What you will do: Below are the records; pull every line that includes "JSON".
**** Supplied data
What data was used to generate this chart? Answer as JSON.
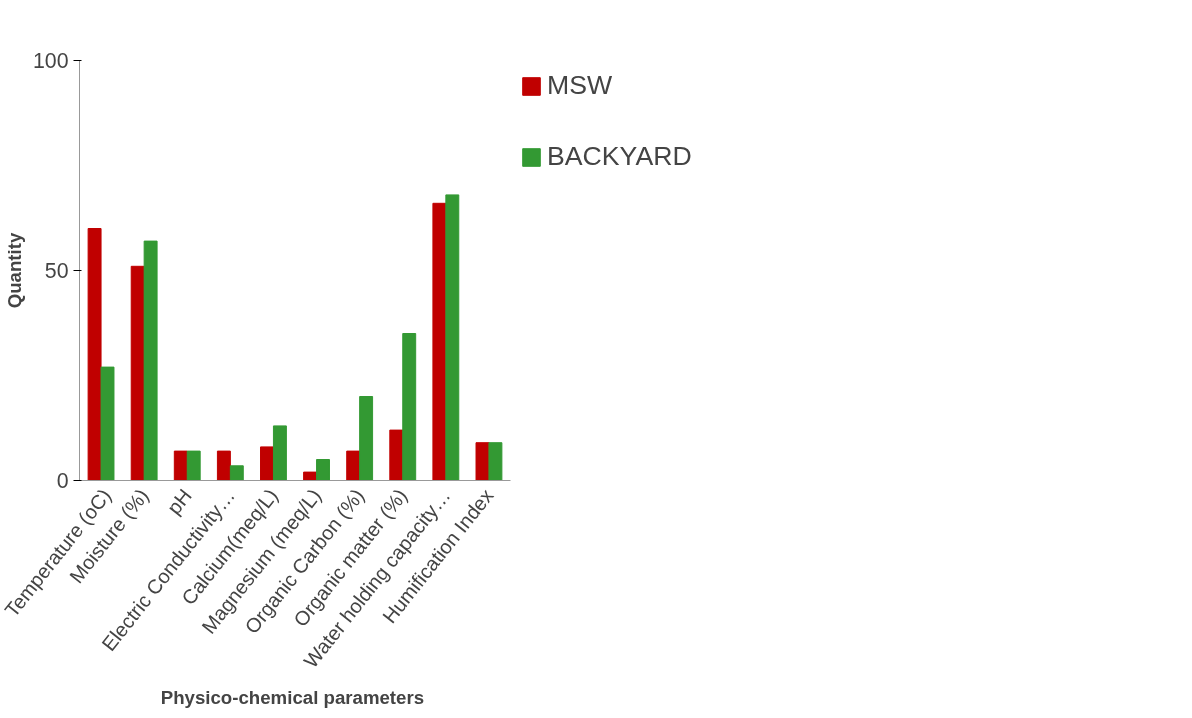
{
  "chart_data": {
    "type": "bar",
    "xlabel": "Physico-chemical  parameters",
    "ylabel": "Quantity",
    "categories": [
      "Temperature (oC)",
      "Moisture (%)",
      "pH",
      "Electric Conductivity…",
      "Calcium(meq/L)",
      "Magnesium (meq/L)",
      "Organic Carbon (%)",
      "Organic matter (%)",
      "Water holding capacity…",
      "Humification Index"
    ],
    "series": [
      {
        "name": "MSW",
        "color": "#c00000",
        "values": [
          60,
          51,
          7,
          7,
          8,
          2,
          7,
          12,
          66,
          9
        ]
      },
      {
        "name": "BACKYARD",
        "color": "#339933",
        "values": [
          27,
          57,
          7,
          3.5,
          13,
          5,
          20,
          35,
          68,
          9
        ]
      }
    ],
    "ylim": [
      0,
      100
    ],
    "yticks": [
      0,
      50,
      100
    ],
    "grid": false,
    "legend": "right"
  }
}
********
**** Supplied data
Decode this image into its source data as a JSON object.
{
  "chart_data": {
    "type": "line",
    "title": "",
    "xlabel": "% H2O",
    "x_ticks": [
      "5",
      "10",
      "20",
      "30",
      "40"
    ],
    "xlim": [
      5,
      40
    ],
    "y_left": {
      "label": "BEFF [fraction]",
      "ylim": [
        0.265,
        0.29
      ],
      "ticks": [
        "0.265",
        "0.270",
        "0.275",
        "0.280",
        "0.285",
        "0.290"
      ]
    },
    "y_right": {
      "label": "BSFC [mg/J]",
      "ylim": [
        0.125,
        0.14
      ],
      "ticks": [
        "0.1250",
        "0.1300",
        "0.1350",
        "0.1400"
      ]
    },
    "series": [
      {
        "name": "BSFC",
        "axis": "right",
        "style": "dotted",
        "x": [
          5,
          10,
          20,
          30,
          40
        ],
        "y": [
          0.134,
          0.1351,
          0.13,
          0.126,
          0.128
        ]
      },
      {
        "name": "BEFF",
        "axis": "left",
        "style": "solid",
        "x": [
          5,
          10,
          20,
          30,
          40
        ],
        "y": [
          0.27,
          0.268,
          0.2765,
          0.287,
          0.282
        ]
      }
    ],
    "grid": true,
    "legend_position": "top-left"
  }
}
********
Result:
What data was used to generate this chart? Answer as JSON.
Decode this image into its source data as a JSON object.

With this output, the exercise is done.